*To be done*
Give the number of lines in the data that hold the string "доступа". Nothing else is needed.

*Records provided*
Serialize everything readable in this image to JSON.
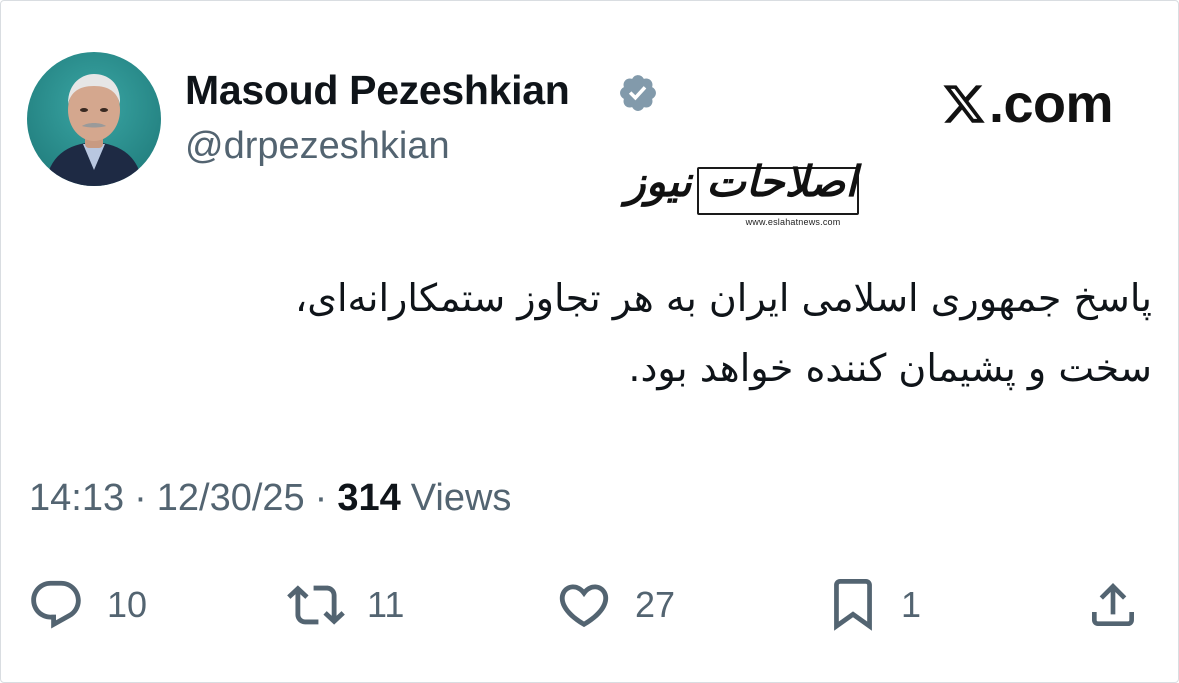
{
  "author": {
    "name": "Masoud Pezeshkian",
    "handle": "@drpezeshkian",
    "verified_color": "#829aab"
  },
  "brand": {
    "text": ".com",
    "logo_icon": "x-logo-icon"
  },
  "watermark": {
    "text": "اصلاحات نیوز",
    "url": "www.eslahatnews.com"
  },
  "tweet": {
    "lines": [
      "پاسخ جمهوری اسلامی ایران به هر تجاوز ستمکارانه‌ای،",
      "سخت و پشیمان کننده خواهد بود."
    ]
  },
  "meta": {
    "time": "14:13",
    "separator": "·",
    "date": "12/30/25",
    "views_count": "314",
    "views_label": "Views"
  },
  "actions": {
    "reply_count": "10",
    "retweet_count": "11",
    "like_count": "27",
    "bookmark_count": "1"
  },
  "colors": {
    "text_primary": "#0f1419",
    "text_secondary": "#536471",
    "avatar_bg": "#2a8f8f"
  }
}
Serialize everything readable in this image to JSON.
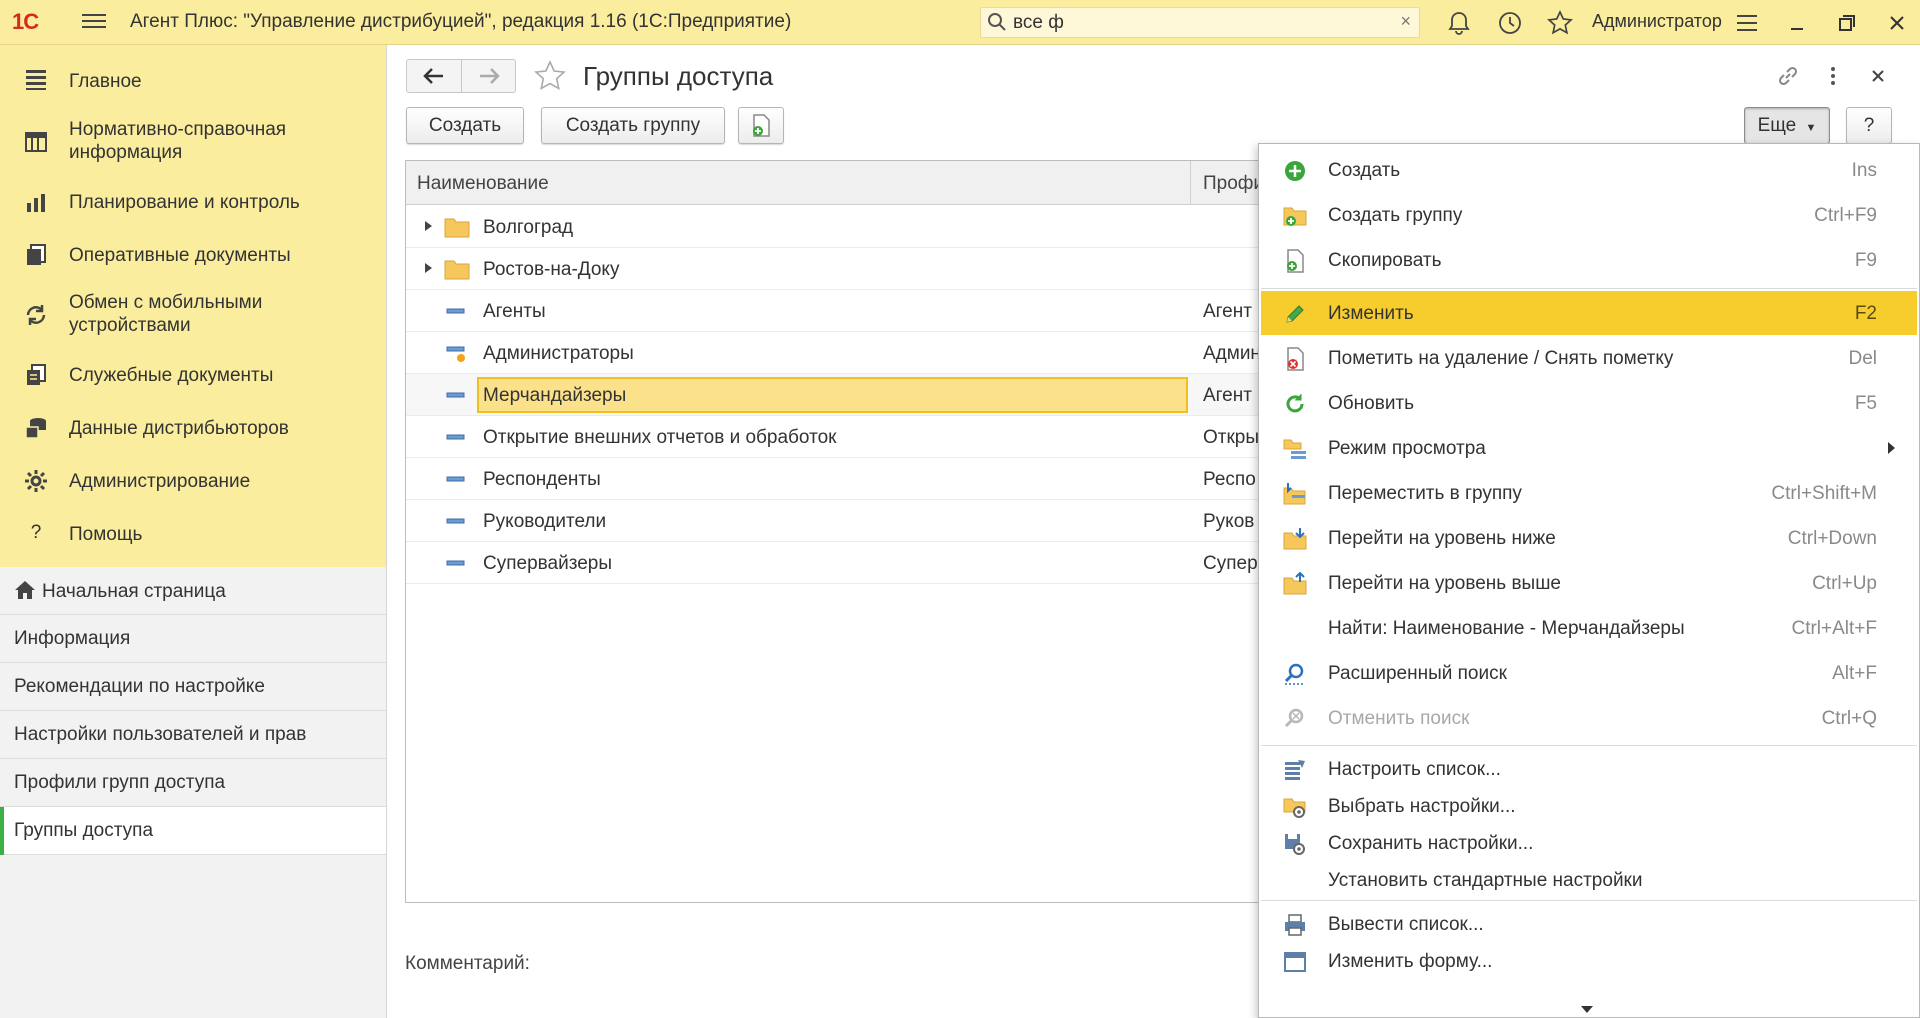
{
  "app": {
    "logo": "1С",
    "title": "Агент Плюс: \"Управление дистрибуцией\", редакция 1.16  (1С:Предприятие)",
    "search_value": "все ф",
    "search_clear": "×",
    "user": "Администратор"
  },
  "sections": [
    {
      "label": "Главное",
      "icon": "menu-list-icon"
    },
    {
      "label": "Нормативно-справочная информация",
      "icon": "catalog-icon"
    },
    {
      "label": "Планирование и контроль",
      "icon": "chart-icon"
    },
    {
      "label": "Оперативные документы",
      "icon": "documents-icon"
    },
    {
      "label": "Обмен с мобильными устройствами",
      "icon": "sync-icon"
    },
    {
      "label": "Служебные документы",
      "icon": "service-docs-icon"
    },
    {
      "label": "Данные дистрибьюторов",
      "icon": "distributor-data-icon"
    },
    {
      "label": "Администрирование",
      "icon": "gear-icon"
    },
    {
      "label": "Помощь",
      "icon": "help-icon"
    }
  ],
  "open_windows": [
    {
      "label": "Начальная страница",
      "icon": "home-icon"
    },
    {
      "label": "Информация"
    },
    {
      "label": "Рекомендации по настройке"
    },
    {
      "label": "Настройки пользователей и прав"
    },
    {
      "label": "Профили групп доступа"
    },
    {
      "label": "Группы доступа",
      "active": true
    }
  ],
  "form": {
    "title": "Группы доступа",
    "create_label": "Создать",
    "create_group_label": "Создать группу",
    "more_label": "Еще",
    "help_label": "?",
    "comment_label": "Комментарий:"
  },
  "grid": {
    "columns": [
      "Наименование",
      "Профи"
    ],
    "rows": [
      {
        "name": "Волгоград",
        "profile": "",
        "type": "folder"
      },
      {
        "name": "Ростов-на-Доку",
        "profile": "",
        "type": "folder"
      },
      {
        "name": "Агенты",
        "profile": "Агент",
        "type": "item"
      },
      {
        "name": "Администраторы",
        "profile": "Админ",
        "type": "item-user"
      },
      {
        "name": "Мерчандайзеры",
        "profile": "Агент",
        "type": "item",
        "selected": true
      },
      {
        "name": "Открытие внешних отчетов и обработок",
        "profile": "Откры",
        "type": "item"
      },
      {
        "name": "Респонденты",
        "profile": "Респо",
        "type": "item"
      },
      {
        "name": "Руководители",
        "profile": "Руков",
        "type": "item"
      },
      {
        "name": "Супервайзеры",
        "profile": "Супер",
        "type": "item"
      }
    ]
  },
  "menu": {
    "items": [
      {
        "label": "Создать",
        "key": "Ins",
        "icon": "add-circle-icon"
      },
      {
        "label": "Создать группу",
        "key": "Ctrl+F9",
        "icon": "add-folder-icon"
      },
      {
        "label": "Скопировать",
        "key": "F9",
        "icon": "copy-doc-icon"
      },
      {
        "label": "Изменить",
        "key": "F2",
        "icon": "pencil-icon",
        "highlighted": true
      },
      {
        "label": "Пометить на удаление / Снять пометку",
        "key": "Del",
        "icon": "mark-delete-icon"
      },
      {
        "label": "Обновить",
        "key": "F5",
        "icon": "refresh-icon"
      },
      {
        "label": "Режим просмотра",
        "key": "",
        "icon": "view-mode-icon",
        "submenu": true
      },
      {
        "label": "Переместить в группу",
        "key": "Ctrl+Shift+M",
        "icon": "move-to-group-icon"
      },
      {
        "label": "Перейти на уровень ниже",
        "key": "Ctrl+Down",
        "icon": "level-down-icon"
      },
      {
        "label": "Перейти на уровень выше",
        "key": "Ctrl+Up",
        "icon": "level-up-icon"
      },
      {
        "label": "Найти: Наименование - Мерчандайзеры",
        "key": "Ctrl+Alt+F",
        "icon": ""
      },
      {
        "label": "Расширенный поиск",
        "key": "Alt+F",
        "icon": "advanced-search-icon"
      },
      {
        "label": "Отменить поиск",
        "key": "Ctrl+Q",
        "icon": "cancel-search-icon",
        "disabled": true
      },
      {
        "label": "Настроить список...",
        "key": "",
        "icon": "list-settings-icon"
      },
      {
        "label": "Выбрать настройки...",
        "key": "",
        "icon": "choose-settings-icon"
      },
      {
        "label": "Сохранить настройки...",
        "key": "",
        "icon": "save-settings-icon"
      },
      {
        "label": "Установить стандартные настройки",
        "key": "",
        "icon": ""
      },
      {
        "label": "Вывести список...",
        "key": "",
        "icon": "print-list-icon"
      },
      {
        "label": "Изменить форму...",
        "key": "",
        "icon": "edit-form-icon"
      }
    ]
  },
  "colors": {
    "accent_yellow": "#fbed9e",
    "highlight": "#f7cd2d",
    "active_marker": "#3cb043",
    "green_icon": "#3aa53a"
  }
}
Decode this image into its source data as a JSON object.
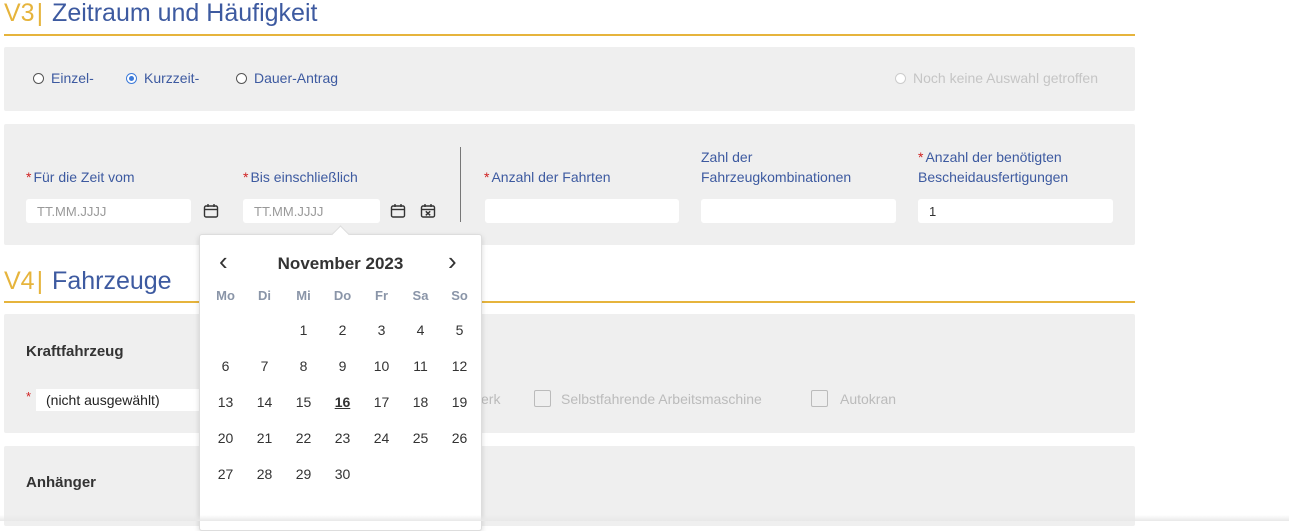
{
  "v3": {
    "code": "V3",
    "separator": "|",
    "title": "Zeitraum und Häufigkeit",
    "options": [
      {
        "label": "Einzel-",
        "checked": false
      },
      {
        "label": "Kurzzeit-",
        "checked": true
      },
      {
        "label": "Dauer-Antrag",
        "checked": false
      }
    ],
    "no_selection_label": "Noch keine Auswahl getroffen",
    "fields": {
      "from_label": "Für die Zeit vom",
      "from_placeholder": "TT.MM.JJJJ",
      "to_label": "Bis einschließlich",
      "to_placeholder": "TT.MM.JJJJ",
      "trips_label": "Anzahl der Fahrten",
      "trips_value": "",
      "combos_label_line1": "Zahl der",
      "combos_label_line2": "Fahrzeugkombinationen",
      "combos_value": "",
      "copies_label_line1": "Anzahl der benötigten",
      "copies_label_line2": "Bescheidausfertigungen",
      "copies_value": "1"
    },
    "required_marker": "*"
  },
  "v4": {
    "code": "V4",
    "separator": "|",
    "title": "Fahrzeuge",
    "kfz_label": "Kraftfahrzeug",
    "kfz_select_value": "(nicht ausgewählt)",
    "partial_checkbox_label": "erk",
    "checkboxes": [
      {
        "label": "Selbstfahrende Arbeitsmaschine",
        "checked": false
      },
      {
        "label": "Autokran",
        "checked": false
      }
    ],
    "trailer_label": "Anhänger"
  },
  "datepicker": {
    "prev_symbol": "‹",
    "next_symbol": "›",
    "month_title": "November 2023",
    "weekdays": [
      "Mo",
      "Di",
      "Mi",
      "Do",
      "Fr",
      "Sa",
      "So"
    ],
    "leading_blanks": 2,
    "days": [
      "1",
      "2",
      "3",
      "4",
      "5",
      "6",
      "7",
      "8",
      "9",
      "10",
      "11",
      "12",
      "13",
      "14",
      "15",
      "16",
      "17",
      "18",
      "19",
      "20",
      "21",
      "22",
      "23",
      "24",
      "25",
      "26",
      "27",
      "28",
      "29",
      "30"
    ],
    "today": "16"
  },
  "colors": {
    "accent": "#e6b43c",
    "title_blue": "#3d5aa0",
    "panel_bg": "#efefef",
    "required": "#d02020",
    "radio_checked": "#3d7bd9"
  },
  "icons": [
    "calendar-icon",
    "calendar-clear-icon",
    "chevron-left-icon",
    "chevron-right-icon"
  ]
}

*Answer to the exercise*
3